+++ EXCERPTED RECORDS

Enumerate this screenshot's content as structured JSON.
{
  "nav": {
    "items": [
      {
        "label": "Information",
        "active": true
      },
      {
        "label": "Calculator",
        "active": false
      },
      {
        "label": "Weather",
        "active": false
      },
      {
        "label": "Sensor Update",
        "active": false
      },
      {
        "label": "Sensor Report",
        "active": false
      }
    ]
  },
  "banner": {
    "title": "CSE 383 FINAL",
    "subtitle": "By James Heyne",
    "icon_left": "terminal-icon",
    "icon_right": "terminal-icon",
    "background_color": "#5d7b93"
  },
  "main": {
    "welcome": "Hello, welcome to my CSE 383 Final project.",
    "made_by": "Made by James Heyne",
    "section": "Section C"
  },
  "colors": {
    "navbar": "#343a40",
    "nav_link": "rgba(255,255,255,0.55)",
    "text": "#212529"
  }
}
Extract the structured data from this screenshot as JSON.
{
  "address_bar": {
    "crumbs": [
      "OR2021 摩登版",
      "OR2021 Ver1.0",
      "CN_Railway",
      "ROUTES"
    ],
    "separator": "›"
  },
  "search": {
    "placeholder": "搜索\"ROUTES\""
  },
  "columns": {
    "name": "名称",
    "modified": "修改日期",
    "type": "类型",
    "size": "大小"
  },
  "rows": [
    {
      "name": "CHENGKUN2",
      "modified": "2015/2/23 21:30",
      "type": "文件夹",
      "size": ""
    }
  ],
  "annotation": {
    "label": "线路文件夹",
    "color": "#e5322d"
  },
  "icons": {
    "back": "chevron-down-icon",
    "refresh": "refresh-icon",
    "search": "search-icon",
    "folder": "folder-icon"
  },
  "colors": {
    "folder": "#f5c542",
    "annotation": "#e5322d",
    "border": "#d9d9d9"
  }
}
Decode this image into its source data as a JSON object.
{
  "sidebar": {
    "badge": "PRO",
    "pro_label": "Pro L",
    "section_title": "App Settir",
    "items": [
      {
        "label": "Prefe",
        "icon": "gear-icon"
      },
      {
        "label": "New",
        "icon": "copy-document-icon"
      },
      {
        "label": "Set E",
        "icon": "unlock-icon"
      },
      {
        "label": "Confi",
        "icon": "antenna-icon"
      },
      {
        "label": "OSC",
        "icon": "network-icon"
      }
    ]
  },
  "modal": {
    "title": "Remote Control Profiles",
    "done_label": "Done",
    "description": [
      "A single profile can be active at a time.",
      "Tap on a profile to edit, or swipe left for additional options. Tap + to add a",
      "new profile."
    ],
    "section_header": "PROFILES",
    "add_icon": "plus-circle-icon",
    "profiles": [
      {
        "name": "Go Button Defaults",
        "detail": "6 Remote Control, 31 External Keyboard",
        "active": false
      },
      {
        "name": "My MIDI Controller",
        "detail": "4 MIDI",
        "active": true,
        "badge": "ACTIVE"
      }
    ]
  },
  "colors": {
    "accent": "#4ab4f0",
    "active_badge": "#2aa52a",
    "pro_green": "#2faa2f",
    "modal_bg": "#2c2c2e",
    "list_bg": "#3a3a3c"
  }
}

++++++

## EXERCISE
Write the listing out again, exactly as it reads.

## FINISHED ANSWER
Enumerate this screenshot's content as structured JSON.
{
  "nav": {
    "items": [
      {
        "label": "Information",
        "active": true
      },
      {
        "label": "Calculator",
        "active": false
      },
      {
        "label": "Weather",
        "active": false
      },
      {
        "label": "Sensor Update",
        "active": false
      },
      {
        "label": "Sensor Report",
        "active": false
      }
    ]
  },
  "banner": {
    "title": "CSE 383 FINAL",
    "subtitle": "By James Heyne",
    "icon_left": "terminal-icon",
    "icon_right": "terminal-icon",
    "background_color": "#5d7b93"
  },
  "main": {
    "welcome": "Hello, welcome to my CSE 383 Final project.",
    "made_by": "Made by James Heyne",
    "section": "Section C"
  },
  "colors": {
    "navbar": "#343a40",
    "nav_link": "rgba(255,255,255,0.55)",
    "text": "#212529"
  }
}
Extract the structured data from this screenshot as JSON.
{
  "address_bar": {
    "crumbs": [
      "OR2021 摩登版",
      "OR2021 Ver1.0",
      "CN_Railway",
      "ROUTES"
    ],
    "separator": "›"
  },
  "search": {
    "placeholder": "搜索\"ROUTES\""
  },
  "columns": {
    "name": "名称",
    "modified": "修改日期",
    "type": "类型",
    "size": "大小"
  },
  "rows": [
    {
      "name": "CHENGKUN2",
      "modified": "2015/2/23 21:30",
      "type": "文件夹",
      "size": ""
    }
  ],
  "annotation": {
    "label": "线路文件夹",
    "color": "#e5322d"
  },
  "icons": {
    "back": "chevron-down-icon",
    "refresh": "refresh-icon",
    "search": "search-icon",
    "folder": "folder-icon"
  },
  "colors": {
    "folder": "#f5c542",
    "annotation": "#e5322d",
    "border": "#d9d9d9"
  }
}
Decode this image into its source data as a JSON object.
{
  "sidebar": {
    "badge": "PRO",
    "pro_label": "Pro L",
    "section_title": "App Settir",
    "items": [
      {
        "label": "Prefe",
        "icon": "gear-icon"
      },
      {
        "label": "New",
        "icon": "copy-document-icon"
      },
      {
        "label": "Set E",
        "icon": "unlock-icon"
      },
      {
        "label": "Confi",
        "icon": "antenna-icon"
      },
      {
        "label": "OSC",
        "icon": "network-icon"
      }
    ]
  },
  "modal": {
    "title": "Remote Control Profiles",
    "done_label": "Done",
    "description": [
      "A single profile can be active at a time.",
      "Tap on a profile to edit, or swipe left for additional options. Tap + to add a",
      "new profile."
    ],
    "section_header": "PROFILES",
    "add_icon": "plus-circle-icon",
    "profiles": [
      {
        "name": "Go Button Defaults",
        "detail": "6 Remote Control, 31 External Keyboard",
        "active": false
      },
      {
        "name": "My MIDI Controller",
        "detail": "4 MIDI",
        "active": true,
        "badge": "ACTIVE"
      }
    ]
  },
  "colors": {
    "accent": "#4ab4f0",
    "active_badge": "#2aa52a",
    "pro_green": "#2faa2f",
    "modal_bg": "#2c2c2e",
    "list_bg": "#3a3a3c"
  }
}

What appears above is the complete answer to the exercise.